> [What you should do] Copy out every line in the entries below that includes "Εὔμαιος".
◇ ◇ ◇ ◇ ◇
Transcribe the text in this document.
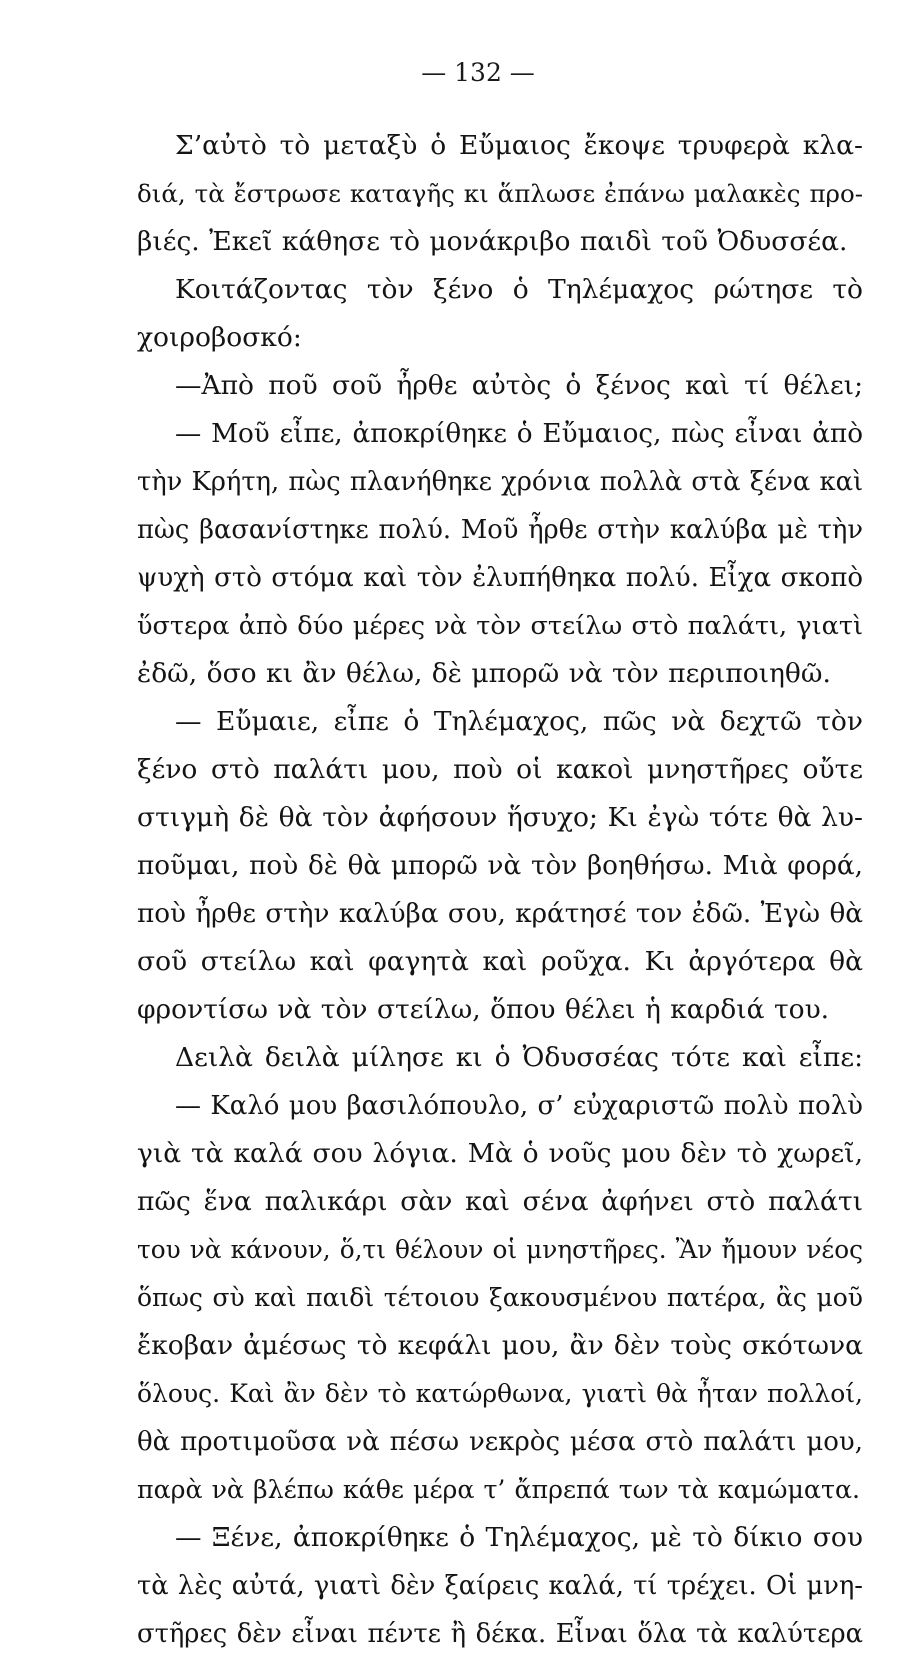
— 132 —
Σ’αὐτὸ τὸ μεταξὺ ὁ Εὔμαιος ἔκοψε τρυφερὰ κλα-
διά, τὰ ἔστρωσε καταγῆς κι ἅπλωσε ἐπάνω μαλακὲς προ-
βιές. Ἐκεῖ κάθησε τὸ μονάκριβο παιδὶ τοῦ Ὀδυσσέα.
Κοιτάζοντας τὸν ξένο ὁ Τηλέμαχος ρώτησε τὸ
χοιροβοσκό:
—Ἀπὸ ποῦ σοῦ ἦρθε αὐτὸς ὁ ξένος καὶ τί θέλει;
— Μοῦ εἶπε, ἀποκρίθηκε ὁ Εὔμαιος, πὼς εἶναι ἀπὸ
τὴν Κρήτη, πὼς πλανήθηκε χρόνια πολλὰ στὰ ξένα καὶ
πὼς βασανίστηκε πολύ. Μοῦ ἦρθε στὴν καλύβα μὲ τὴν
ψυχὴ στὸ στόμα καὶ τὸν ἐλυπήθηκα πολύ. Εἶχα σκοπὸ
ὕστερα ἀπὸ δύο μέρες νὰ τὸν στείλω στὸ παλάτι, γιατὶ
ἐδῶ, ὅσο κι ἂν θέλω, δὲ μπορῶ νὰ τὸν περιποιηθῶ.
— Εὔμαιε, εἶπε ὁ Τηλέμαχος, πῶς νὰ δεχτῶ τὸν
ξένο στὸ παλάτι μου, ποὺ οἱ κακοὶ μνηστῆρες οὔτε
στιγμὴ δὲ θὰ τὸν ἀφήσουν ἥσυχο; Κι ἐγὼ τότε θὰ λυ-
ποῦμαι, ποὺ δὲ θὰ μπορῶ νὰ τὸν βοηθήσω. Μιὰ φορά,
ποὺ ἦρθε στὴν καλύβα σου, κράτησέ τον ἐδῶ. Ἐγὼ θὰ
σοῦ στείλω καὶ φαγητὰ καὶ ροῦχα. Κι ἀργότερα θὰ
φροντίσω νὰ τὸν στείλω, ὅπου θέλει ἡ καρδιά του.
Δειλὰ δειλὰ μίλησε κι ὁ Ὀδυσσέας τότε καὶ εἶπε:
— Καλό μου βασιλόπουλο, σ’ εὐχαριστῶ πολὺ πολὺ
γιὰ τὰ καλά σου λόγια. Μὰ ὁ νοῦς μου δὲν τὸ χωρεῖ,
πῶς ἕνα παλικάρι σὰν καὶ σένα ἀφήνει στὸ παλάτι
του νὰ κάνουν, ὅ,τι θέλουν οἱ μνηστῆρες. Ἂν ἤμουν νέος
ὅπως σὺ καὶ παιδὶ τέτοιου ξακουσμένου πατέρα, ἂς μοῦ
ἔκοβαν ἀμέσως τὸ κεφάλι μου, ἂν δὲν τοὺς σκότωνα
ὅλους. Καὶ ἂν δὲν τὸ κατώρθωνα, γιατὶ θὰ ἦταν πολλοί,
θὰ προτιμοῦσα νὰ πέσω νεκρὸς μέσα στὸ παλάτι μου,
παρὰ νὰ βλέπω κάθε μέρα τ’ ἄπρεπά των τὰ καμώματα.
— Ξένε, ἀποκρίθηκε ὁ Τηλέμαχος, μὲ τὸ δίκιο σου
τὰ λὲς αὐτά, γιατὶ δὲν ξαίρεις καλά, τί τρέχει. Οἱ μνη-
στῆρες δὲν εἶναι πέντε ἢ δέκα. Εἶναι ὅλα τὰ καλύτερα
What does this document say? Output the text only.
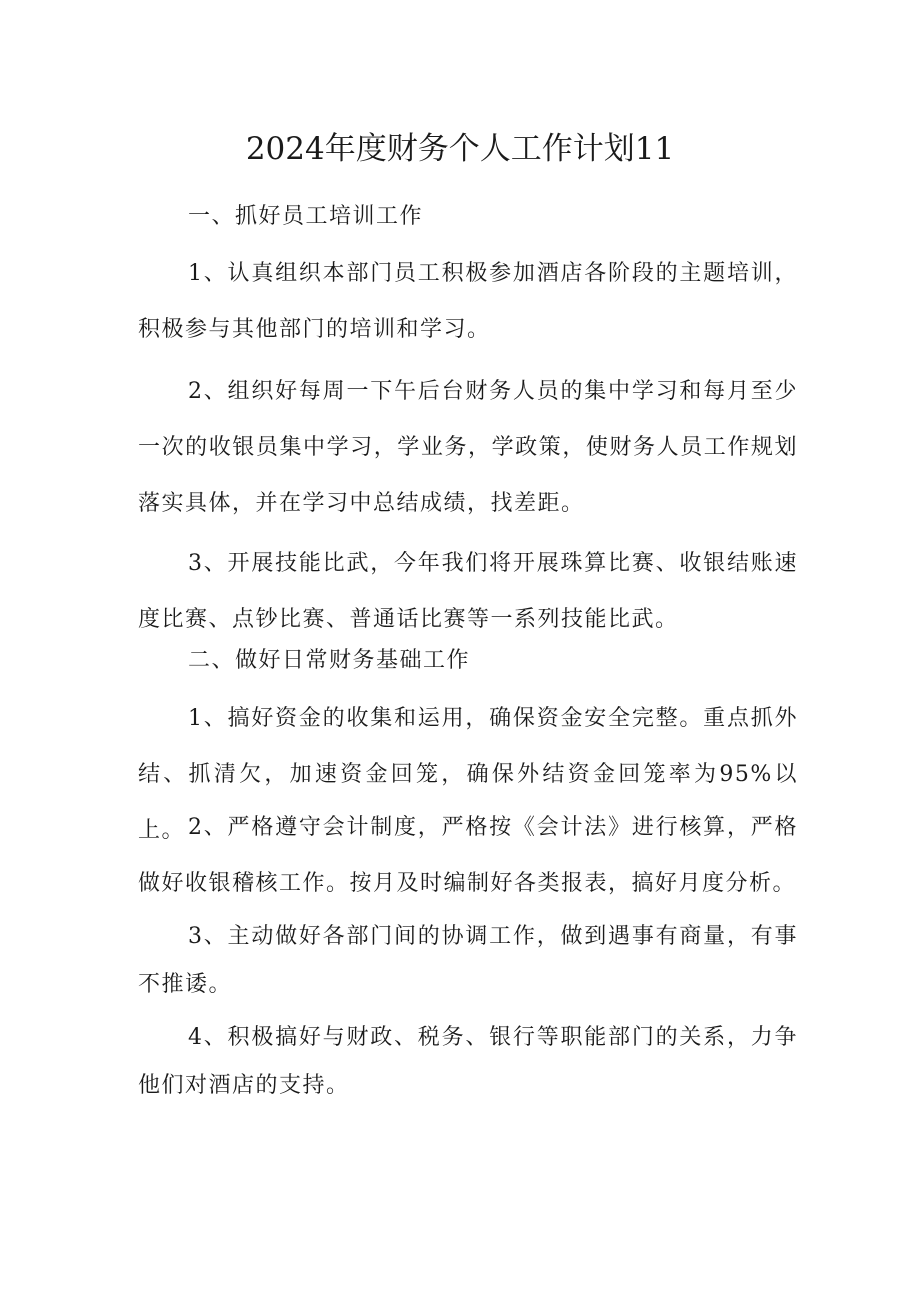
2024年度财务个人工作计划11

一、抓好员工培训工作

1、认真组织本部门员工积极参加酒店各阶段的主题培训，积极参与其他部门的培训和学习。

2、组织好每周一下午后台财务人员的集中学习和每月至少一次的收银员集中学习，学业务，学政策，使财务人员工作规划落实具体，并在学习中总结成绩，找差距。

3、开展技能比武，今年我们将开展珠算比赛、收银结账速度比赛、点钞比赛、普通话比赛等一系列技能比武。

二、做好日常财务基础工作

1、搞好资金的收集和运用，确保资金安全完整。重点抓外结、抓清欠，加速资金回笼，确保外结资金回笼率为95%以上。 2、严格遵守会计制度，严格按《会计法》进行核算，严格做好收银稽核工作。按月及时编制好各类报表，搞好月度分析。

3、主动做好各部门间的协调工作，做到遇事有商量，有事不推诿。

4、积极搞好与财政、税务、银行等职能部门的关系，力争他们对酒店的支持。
◇ ◇ ◇ ◇ ◇
> [Exercise solution]
Σ’αὐτὸ τὸ μεταξὺ ὁ Εὔμαιος ἔκοψε τρυφερὰ κλα-
— Μοῦ εἶπε, ἀποκρίθηκε ὁ Εὔμαιος, πὼς εἶναι ἀπὸ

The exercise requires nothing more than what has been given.